* BEGIN INPUT FOR THIS TASK *

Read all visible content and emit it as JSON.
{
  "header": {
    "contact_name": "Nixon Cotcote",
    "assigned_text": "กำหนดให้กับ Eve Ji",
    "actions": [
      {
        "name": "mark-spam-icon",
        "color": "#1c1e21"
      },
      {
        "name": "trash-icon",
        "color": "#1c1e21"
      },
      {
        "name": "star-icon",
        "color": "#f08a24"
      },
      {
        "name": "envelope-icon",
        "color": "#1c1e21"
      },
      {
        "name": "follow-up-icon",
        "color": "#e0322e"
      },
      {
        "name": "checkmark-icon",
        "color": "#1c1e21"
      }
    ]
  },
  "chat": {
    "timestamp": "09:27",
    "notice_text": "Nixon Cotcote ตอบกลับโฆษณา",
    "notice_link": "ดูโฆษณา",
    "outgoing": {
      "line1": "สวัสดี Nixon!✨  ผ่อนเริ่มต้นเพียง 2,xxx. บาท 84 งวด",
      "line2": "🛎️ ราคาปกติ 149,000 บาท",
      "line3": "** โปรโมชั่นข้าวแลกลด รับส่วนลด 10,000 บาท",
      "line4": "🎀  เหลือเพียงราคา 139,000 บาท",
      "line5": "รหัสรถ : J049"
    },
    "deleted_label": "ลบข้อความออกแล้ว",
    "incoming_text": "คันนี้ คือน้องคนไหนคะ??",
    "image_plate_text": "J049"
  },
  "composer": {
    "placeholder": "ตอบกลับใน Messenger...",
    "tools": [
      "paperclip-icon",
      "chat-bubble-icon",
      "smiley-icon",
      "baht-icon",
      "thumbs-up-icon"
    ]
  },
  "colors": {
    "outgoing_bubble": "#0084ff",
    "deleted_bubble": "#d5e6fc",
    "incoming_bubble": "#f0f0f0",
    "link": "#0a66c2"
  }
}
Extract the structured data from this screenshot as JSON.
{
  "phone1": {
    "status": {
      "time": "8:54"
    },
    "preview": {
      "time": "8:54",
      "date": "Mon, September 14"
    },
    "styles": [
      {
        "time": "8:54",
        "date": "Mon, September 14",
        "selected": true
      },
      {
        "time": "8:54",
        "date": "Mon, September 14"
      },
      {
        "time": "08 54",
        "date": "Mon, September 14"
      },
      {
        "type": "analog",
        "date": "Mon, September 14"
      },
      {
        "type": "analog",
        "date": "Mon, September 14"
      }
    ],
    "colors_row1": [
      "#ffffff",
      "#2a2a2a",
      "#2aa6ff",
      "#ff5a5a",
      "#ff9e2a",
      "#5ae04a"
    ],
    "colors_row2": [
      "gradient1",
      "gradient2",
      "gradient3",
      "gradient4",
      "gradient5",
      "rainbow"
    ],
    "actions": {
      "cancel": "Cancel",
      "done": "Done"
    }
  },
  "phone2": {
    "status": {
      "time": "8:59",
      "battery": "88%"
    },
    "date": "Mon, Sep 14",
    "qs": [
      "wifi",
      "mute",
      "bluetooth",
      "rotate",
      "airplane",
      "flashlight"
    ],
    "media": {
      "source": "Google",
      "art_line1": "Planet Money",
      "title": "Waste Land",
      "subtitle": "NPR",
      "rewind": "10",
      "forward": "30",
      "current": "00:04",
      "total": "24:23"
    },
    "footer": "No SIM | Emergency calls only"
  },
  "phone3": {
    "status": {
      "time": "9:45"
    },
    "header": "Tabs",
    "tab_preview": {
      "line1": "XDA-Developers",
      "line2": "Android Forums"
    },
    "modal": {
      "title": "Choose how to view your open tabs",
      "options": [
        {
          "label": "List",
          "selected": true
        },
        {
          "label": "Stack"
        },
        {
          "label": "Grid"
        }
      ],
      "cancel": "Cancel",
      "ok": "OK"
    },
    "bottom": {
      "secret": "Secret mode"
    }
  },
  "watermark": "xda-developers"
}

* END INPUT FOR THIS TASK *

Return the listing above in full, character for character.

Read all visible content and emit it as JSON.
{
  "header": {
    "contact_name": "Nixon Cotcote",
    "assigned_text": "กำหนดให้กับ Eve Ji",
    "actions": [
      {
        "name": "mark-spam-icon",
        "color": "#1c1e21"
      },
      {
        "name": "trash-icon",
        "color": "#1c1e21"
      },
      {
        "name": "star-icon",
        "color": "#f08a24"
      },
      {
        "name": "envelope-icon",
        "color": "#1c1e21"
      },
      {
        "name": "follow-up-icon",
        "color": "#e0322e"
      },
      {
        "name": "checkmark-icon",
        "color": "#1c1e21"
      }
    ]
  },
  "chat": {
    "timestamp": "09:27",
    "notice_text": "Nixon Cotcote ตอบกลับโฆษณา",
    "notice_link": "ดูโฆษณา",
    "outgoing": {
      "line1": "สวัสดี Nixon!✨  ผ่อนเริ่มต้นเพียง 2,xxx. บาท 84 งวด",
      "line2": "🛎️ ราคาปกติ 149,000 บาท",
      "line3": "** โปรโมชั่นข้าวแลกลด รับส่วนลด 10,000 บาท",
      "line4": "🎀  เหลือเพียงราคา 139,000 บาท",
      "line5": "รหัสรถ : J049"
    },
    "deleted_label": "ลบข้อความออกแล้ว",
    "incoming_text": "คันนี้ คือน้องคนไหนคะ??",
    "image_plate_text": "J049"
  },
  "composer": {
    "placeholder": "ตอบกลับใน Messenger...",
    "tools": [
      "paperclip-icon",
      "chat-bubble-icon",
      "smiley-icon",
      "baht-icon",
      "thumbs-up-icon"
    ]
  },
  "colors": {
    "outgoing_bubble": "#0084ff",
    "deleted_bubble": "#d5e6fc",
    "incoming_bubble": "#f0f0f0",
    "link": "#0a66c2"
  }
}
Extract the structured data from this screenshot as JSON.
{
  "phone1": {
    "status": {
      "time": "8:54"
    },
    "preview": {
      "time": "8:54",
      "date": "Mon, September 14"
    },
    "styles": [
      {
        "time": "8:54",
        "date": "Mon, September 14",
        "selected": true
      },
      {
        "time": "8:54",
        "date": "Mon, September 14"
      },
      {
        "time": "08 54",
        "date": "Mon, September 14"
      },
      {
        "type": "analog",
        "date": "Mon, September 14"
      },
      {
        "type": "analog",
        "date": "Mon, September 14"
      }
    ],
    "colors_row1": [
      "#ffffff",
      "#2a2a2a",
      "#2aa6ff",
      "#ff5a5a",
      "#ff9e2a",
      "#5ae04a"
    ],
    "colors_row2": [
      "gradient1",
      "gradient2",
      "gradient3",
      "gradient4",
      "gradient5",
      "rainbow"
    ],
    "actions": {
      "cancel": "Cancel",
      "done": "Done"
    }
  },
  "phone2": {
    "status": {
      "time": "8:59",
      "battery": "88%"
    },
    "date": "Mon, Sep 14",
    "qs": [
      "wifi",
      "mute",
      "bluetooth",
      "rotate",
      "airplane",
      "flashlight"
    ],
    "media": {
      "source": "Google",
      "art_line1": "Planet Money",
      "title": "Waste Land",
      "subtitle": "NPR",
      "rewind": "10",
      "forward": "30",
      "current": "00:04",
      "total": "24:23"
    },
    "footer": "No SIM | Emergency calls only"
  },
  "phone3": {
    "status": {
      "time": "9:45"
    },
    "header": "Tabs",
    "tab_preview": {
      "line1": "XDA-Developers",
      "line2": "Android Forums"
    },
    "modal": {
      "title": "Choose how to view your open tabs",
      "options": [
        {
          "label": "List",
          "selected": true
        },
        {
          "label": "Stack"
        },
        {
          "label": "Grid"
        }
      ],
      "cancel": "Cancel",
      "ok": "OK"
    },
    "bottom": {
      "secret": "Secret mode"
    }
  },
  "watermark": "xda-developers"
}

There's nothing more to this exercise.